[REQUIRED WORK] Collect all lines from the records below that include the word "Спасибо".

=== GIVEN DATA ===

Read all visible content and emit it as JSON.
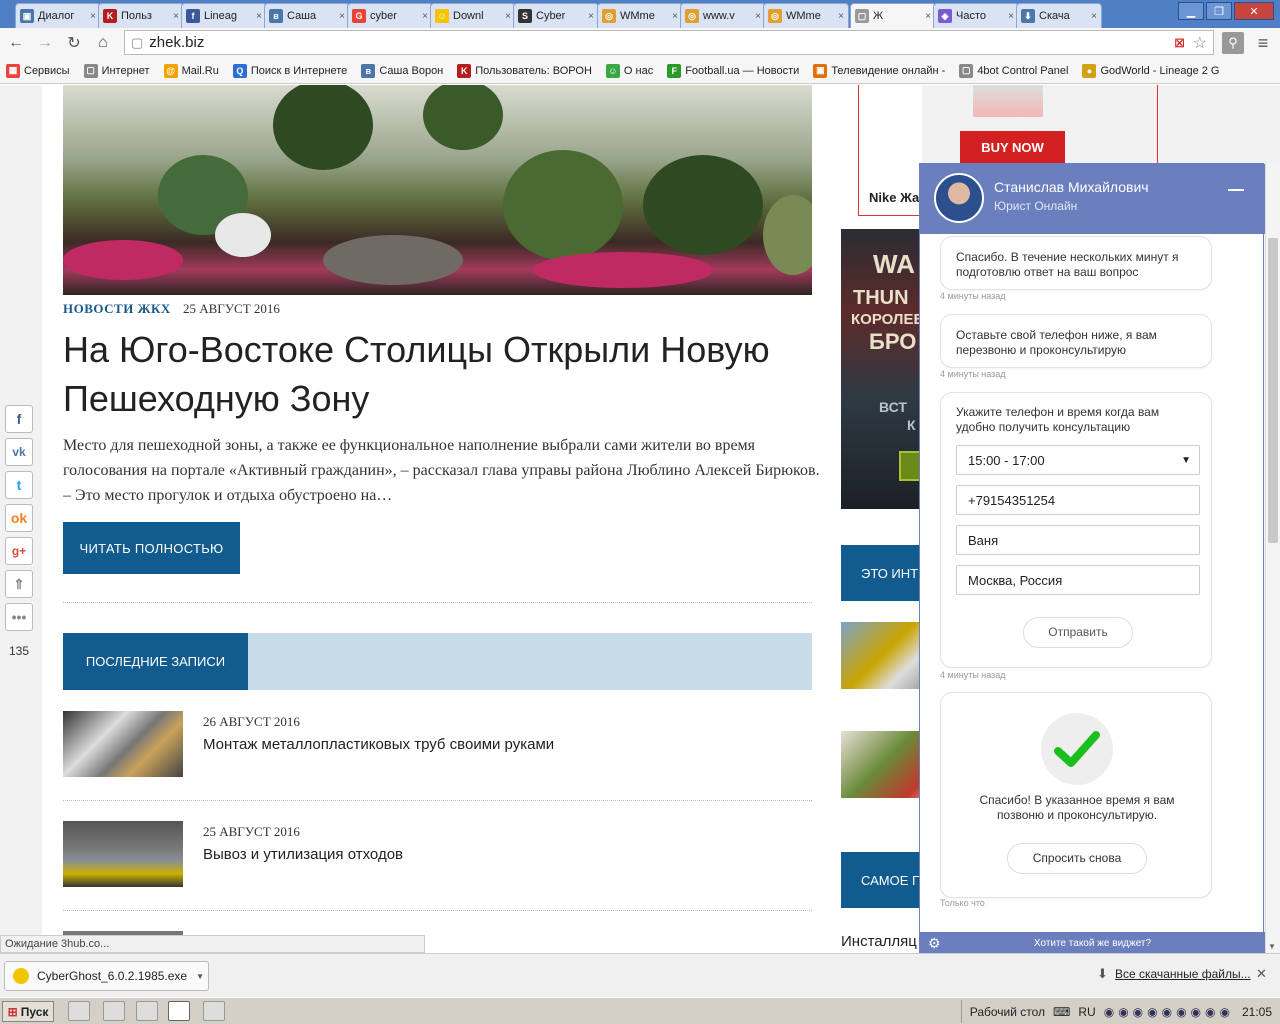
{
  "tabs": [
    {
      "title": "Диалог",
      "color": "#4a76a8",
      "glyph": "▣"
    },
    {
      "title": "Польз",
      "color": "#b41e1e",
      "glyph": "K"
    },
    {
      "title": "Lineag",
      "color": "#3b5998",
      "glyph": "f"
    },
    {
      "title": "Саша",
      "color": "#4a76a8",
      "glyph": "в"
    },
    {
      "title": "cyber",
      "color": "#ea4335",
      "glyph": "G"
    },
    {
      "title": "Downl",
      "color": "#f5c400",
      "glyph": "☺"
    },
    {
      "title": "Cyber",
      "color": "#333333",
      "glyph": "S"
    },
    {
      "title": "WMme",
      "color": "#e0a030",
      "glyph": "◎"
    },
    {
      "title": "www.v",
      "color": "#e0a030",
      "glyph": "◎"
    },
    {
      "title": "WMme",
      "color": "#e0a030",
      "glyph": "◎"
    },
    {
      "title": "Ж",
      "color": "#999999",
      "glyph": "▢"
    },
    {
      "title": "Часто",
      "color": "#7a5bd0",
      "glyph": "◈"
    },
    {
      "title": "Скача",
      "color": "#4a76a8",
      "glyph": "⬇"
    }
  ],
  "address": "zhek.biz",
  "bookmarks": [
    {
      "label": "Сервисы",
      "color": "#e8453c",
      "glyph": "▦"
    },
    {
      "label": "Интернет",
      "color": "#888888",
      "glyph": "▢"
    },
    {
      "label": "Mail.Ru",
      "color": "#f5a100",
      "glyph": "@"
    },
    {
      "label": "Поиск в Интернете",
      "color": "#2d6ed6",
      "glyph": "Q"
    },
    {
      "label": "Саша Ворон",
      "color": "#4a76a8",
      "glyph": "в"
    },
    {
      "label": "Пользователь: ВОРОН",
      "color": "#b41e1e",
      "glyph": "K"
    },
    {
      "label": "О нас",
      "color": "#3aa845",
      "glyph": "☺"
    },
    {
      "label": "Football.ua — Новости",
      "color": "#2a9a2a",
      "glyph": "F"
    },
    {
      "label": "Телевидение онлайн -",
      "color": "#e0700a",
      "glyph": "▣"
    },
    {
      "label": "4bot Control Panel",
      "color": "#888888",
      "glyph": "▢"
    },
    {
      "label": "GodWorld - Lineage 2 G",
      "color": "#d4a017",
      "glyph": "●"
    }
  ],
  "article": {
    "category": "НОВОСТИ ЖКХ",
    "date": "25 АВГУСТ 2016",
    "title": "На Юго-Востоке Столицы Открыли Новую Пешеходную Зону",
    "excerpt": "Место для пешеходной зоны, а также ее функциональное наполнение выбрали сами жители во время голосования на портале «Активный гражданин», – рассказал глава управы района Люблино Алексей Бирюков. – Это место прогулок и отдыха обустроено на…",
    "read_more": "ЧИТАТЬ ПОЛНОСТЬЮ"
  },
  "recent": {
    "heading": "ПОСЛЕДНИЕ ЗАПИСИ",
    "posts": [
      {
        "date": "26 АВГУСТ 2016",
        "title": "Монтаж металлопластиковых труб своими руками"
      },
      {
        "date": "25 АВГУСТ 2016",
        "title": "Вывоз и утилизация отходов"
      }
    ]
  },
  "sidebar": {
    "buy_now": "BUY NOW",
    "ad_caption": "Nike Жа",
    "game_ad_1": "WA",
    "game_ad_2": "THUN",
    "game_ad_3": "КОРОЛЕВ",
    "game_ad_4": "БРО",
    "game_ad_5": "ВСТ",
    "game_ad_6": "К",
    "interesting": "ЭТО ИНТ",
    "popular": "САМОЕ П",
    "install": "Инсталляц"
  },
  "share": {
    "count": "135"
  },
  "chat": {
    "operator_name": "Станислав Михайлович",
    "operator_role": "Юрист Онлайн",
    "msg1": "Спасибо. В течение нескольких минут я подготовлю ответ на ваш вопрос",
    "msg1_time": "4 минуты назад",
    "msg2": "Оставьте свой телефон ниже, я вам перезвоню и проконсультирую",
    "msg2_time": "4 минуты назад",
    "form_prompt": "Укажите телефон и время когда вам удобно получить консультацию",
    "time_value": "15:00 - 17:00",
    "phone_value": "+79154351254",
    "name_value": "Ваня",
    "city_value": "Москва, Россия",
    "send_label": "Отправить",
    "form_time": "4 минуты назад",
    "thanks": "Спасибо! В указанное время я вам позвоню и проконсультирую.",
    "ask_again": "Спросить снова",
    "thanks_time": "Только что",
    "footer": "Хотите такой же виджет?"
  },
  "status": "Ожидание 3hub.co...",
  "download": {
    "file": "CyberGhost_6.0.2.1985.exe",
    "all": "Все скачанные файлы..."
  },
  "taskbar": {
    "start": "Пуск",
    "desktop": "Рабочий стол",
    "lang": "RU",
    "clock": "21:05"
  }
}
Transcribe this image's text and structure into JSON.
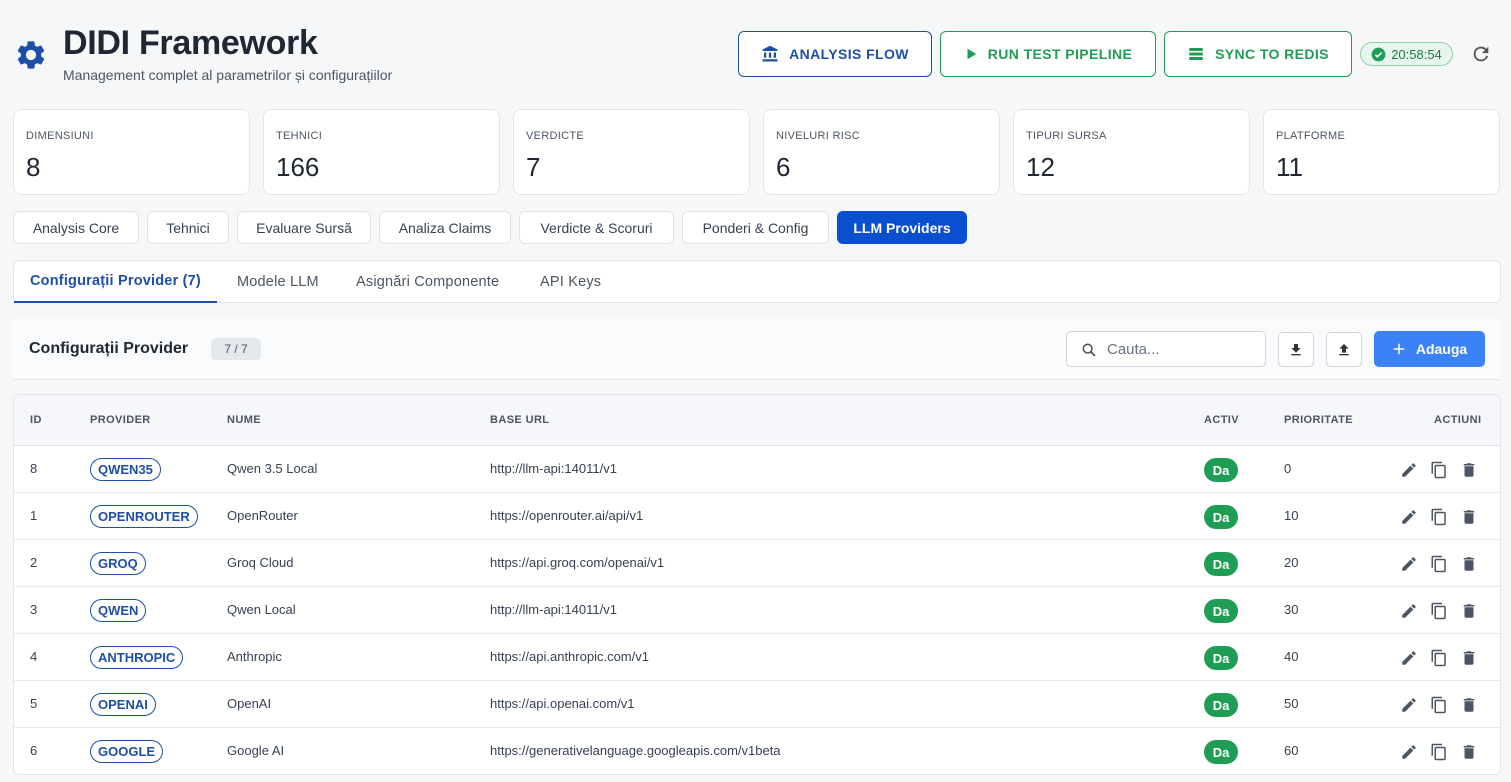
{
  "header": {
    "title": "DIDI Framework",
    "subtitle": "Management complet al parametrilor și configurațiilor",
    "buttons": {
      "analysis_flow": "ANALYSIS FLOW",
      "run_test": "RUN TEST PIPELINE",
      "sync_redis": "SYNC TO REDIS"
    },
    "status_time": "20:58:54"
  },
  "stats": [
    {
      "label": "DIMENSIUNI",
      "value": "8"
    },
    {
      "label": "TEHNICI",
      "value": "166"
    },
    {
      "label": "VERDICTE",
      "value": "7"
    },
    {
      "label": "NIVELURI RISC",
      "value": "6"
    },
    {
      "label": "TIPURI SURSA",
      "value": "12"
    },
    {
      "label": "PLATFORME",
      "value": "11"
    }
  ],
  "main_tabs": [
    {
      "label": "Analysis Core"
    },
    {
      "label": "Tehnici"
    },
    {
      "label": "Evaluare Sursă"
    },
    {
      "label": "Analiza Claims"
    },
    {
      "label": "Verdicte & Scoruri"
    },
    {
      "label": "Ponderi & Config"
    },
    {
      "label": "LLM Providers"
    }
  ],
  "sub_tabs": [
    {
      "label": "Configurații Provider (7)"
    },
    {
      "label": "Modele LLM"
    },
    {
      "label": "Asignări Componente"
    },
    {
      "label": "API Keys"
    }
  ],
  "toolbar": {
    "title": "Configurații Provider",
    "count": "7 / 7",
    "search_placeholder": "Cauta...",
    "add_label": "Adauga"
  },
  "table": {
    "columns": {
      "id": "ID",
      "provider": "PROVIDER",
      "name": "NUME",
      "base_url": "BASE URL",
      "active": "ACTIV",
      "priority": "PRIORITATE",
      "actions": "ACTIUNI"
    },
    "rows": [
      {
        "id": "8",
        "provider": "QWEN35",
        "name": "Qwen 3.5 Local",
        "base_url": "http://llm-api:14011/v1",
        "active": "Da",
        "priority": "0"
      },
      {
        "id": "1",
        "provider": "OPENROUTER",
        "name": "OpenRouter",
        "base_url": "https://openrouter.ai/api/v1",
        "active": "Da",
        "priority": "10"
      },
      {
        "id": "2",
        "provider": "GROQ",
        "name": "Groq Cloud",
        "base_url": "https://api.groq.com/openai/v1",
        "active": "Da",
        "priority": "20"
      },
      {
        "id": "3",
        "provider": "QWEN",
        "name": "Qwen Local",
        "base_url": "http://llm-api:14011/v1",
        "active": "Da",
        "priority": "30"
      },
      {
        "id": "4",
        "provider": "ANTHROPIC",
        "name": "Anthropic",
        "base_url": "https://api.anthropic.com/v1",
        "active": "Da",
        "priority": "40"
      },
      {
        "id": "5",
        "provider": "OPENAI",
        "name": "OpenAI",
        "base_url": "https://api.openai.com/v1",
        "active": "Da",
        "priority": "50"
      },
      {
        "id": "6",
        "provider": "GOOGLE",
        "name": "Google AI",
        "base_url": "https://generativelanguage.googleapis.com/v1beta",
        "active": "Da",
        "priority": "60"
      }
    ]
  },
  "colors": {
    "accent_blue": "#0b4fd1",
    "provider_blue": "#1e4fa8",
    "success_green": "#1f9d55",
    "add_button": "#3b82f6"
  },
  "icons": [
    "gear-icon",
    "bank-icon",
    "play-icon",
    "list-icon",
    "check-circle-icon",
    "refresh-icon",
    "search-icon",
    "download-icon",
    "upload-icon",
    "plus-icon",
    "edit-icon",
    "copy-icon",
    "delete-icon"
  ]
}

===

[TASK RESPONSE]
    "msg1": "Спасибо. В течение нескольких минут я подготовлю ответ на ваш вопрос",
    "thanks": "Спасибо! В указанное время я вам позвоню и проконсультирую.",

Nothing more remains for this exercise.